(Items listed in a dataset)
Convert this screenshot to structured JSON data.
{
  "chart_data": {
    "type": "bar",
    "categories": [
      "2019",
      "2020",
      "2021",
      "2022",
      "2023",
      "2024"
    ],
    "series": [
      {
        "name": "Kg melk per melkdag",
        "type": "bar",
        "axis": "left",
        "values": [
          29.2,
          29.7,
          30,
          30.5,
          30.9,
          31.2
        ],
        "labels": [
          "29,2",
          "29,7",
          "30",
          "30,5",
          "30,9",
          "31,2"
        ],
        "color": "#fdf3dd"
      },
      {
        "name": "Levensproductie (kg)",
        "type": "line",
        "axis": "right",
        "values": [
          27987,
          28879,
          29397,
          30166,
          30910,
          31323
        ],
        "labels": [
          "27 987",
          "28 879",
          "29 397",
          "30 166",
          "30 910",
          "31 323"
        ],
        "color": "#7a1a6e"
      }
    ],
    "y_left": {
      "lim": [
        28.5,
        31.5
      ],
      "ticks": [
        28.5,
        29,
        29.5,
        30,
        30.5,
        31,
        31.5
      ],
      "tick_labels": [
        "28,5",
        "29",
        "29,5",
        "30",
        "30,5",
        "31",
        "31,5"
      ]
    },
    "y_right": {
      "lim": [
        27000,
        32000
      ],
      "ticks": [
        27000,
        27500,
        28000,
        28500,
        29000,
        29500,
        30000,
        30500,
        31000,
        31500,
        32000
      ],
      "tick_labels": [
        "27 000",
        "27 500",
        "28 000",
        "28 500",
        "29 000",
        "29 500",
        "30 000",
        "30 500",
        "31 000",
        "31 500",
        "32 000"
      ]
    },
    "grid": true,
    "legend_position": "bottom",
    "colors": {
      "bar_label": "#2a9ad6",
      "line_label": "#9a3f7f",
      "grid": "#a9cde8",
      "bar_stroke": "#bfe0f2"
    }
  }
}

* _What is expected_
Keep only the lines that hold the string "name", and copy them out.

* _Answer to this task_
        "name": "Kg melk per melkdag",
        "name": "Levensproductie (kg)",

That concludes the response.